### Exercise description
Below is some material; transcribe all of it exactly.
====================
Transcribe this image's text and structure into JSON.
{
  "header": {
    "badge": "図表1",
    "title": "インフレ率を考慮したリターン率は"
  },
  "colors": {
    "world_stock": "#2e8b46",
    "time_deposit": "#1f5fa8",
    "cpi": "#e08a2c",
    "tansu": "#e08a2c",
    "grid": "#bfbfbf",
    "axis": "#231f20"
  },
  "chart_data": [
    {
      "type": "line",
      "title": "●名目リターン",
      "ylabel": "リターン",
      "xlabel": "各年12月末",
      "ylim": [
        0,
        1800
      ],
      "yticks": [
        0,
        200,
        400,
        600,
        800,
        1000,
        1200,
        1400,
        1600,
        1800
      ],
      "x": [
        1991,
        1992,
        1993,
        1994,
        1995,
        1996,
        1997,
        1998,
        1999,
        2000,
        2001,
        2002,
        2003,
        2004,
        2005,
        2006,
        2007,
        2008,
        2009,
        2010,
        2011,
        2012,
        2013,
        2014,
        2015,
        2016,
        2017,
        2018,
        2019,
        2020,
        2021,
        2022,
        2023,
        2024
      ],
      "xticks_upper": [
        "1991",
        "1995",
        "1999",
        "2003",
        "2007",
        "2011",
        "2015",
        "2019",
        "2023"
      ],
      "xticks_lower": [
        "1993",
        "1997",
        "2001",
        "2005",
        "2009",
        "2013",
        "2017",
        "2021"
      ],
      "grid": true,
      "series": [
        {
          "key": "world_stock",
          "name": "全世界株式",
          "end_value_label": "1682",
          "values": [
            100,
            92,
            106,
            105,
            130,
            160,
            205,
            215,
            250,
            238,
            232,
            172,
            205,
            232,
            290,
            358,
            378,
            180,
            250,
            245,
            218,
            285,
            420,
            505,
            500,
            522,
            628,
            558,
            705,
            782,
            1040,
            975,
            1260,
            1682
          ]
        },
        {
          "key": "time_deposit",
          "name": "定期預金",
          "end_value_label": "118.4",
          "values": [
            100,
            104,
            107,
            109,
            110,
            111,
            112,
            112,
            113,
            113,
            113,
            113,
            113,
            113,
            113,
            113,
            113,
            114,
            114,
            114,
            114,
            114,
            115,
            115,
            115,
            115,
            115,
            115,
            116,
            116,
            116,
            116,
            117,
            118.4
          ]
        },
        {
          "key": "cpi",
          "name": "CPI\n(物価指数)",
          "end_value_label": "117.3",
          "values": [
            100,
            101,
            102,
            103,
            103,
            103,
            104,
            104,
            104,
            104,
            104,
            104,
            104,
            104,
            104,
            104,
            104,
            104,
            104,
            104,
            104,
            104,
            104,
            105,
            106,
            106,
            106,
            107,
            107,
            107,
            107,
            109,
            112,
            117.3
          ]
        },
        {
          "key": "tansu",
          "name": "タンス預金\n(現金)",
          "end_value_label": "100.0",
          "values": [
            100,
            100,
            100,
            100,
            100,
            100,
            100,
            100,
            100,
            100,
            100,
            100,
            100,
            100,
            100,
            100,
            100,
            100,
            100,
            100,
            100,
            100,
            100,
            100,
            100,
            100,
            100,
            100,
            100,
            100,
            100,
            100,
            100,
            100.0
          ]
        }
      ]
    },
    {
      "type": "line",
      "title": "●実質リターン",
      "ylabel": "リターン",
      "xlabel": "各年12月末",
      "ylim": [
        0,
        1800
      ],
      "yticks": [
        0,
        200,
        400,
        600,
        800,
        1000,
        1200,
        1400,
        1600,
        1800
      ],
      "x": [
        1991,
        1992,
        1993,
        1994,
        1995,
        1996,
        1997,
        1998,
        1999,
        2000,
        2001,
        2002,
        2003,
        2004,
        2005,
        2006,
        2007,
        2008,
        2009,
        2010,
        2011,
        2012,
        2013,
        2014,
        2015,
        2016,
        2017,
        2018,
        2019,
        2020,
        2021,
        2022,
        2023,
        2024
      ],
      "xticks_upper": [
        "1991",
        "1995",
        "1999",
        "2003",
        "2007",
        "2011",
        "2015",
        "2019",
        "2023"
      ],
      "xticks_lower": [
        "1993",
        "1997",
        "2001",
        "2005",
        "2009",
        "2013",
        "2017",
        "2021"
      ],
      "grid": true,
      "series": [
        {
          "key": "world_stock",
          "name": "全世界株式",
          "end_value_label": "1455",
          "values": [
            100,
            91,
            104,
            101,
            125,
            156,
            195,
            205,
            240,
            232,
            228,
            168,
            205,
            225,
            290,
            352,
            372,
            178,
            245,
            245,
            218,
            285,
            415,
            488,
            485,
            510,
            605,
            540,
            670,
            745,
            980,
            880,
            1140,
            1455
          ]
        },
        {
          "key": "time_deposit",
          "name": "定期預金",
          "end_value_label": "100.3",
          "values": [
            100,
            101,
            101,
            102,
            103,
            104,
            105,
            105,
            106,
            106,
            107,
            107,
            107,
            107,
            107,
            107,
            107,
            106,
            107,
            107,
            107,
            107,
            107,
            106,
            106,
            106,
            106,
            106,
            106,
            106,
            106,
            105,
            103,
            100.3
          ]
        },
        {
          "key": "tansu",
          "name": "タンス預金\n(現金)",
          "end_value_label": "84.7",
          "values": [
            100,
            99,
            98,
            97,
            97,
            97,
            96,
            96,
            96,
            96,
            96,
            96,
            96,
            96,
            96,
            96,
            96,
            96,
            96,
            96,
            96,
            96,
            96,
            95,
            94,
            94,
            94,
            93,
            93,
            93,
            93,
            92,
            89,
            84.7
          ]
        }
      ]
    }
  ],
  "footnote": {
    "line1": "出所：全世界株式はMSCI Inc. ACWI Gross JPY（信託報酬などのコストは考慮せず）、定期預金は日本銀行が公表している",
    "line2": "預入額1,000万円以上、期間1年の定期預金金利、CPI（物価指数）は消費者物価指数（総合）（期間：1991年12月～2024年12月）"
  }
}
====================
### Exercise output
Transcribe this image's text and structure into JSON.
{
  "header": {
    "badge": "図表1",
    "title": "インフレ率を考慮したリターン率は"
  },
  "colors": {
    "world_stock": "#2e8b46",
    "time_deposit": "#1f5fa8",
    "cpi": "#e08a2c",
    "tansu": "#e08a2c",
    "grid": "#bfbfbf",
    "axis": "#231f20"
  },
  "chart_data": [
    {
      "type": "line",
      "title": "●名目リターン",
      "ylabel": "リターン",
      "xlabel": "各年12月末",
      "ylim": [
        0,
        1800
      ],
      "yticks": [
        0,
        200,
        400,
        600,
        800,
        1000,
        1200,
        1400,
        1600,
        1800
      ],
      "x": [
        1991,
        1992,
        1993,
        1994,
        1995,
        1996,
        1997,
        1998,
        1999,
        2000,
        2001,
        2002,
        2003,
        2004,
        2005,
        2006,
        2007,
        2008,
        2009,
        2010,
        2011,
        2012,
        2013,
        2014,
        2015,
        2016,
        2017,
        2018,
        2019,
        2020,
        2021,
        2022,
        2023,
        2024
      ],
      "xticks_upper": [
        "1991",
        "1995",
        "1999",
        "2003",
        "2007",
        "2011",
        "2015",
        "2019",
        "2023"
      ],
      "xticks_lower": [
        "1993",
        "1997",
        "2001",
        "2005",
        "2009",
        "2013",
        "2017",
        "2021"
      ],
      "grid": true,
      "series": [
        {
          "key": "world_stock",
          "name": "全世界株式",
          "end_value_label": "1682",
          "values": [
            100,
            92,
            106,
            105,
            130,
            160,
            205,
            215,
            250,
            238,
            232,
            172,
            205,
            232,
            290,
            358,
            378,
            180,
            250,
            245,
            218,
            285,
            420,
            505,
            500,
            522,
            628,
            558,
            705,
            782,
            1040,
            975,
            1260,
            1682
          ]
        },
        {
          "key": "time_deposit",
          "name": "定期預金",
          "end_value_label": "118.4",
          "values": [
            100,
            104,
            107,
            109,
            110,
            111,
            112,
            112,
            113,
            113,
            113,
            113,
            113,
            113,
            113,
            113,
            113,
            114,
            114,
            114,
            114,
            114,
            115,
            115,
            115,
            115,
            115,
            115,
            116,
            116,
            116,
            116,
            117,
            118.4
          ]
        },
        {
          "key": "cpi",
          "name": "CPI\n(物価指数)",
          "end_value_label": "117.3",
          "values": [
            100,
            101,
            102,
            103,
            103,
            103,
            104,
            104,
            104,
            104,
            104,
            104,
            104,
            104,
            104,
            104,
            104,
            104,
            104,
            104,
            104,
            104,
            104,
            105,
            106,
            106,
            106,
            107,
            107,
            107,
            107,
            109,
            112,
            117.3
          ]
        },
        {
          "key": "tansu",
          "name": "タンス預金\n(現金)",
          "end_value_label": "100.0",
          "values": [
            100,
            100,
            100,
            100,
            100,
            100,
            100,
            100,
            100,
            100,
            100,
            100,
            100,
            100,
            100,
            100,
            100,
            100,
            100,
            100,
            100,
            100,
            100,
            100,
            100,
            100,
            100,
            100,
            100,
            100,
            100,
            100,
            100,
            100.0
          ]
        }
      ]
    },
    {
      "type": "line",
      "title": "●実質リターン",
      "ylabel": "リターン",
      "xlabel": "各年12月末",
      "ylim": [
        0,
        1800
      ],
      "yticks": [
        0,
        200,
        400,
        600,
        800,
        1000,
        1200,
        1400,
        1600,
        1800
      ],
      "x": [
        1991,
        1992,
        1993,
        1994,
        1995,
        1996,
        1997,
        1998,
        1999,
        2000,
        2001,
        2002,
        2003,
        2004,
        2005,
        2006,
        2007,
        2008,
        2009,
        2010,
        2011,
        2012,
        2013,
        2014,
        2015,
        2016,
        2017,
        2018,
        2019,
        2020,
        2021,
        2022,
        2023,
        2024
      ],
      "xticks_upper": [
        "1991",
        "1995",
        "1999",
        "2003",
        "2007",
        "2011",
        "2015",
        "2019",
        "2023"
      ],
      "xticks_lower": [
        "1993",
        "1997",
        "2001",
        "2005",
        "2009",
        "2013",
        "2017",
        "2021"
      ],
      "grid": true,
      "series": [
        {
          "key": "world_stock",
          "name": "全世界株式",
          "end_value_label": "1455",
          "values": [
            100,
            91,
            104,
            101,
            125,
            156,
            195,
            205,
            240,
            232,
            228,
            168,
            205,
            225,
            290,
            352,
            372,
            178,
            245,
            245,
            218,
            285,
            415,
            488,
            485,
            510,
            605,
            540,
            670,
            745,
            980,
            880,
            1140,
            1455
          ]
        },
        {
          "key": "time_deposit",
          "name": "定期預金",
          "end_value_label": "100.3",
          "values": [
            100,
            101,
            101,
            102,
            103,
            104,
            105,
            105,
            106,
            106,
            107,
            107,
            107,
            107,
            107,
            107,
            107,
            106,
            107,
            107,
            107,
            107,
            107,
            106,
            106,
            106,
            106,
            106,
            106,
            106,
            106,
            105,
            103,
            100.3
          ]
        },
        {
          "key": "tansu",
          "name": "タンス預金\n(現金)",
          "end_value_label": "84.7",
          "values": [
            100,
            99,
            98,
            97,
            97,
            97,
            96,
            96,
            96,
            96,
            96,
            96,
            96,
            96,
            96,
            96,
            96,
            96,
            96,
            96,
            96,
            96,
            96,
            95,
            94,
            94,
            94,
            93,
            93,
            93,
            93,
            92,
            89,
            84.7
          ]
        }
      ]
    }
  ],
  "footnote": {
    "line1": "出所：全世界株式はMSCI Inc. ACWI Gross JPY（信託報酬などのコストは考慮せず）、定期預金は日本銀行が公表している",
    "line2": "預入額1,000万円以上、期間1年の定期預金金利、CPI（物価指数）は消費者物価指数（総合）（期間：1991年12月～2024年12月）"
  }
}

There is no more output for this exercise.